**EXERCISE:** Retype every line of the items below word for word, leaving the pictures out of your answer.

|---|

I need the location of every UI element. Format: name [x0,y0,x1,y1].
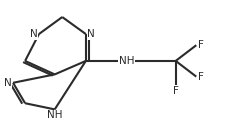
Text: F: F [198,40,203,50]
Text: N: N [87,29,94,39]
Text: NH: NH [118,56,134,66]
Text: NH: NH [47,110,62,120]
Text: N: N [30,29,38,39]
Text: F: F [198,72,203,82]
Text: F: F [172,86,178,96]
Text: N: N [4,78,12,88]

|---|

**THE RESULT:**
I need the location of every UI element. Format: name [x0,y0,x1,y1].
Text: F: F [198,40,203,50]
Text: N: N [87,29,94,39]
Text: NH: NH [118,56,134,66]
Text: NH: NH [47,110,62,120]
Text: N: N [30,29,38,39]
Text: F: F [198,72,203,82]
Text: F: F [172,86,178,96]
Text: N: N [4,78,12,88]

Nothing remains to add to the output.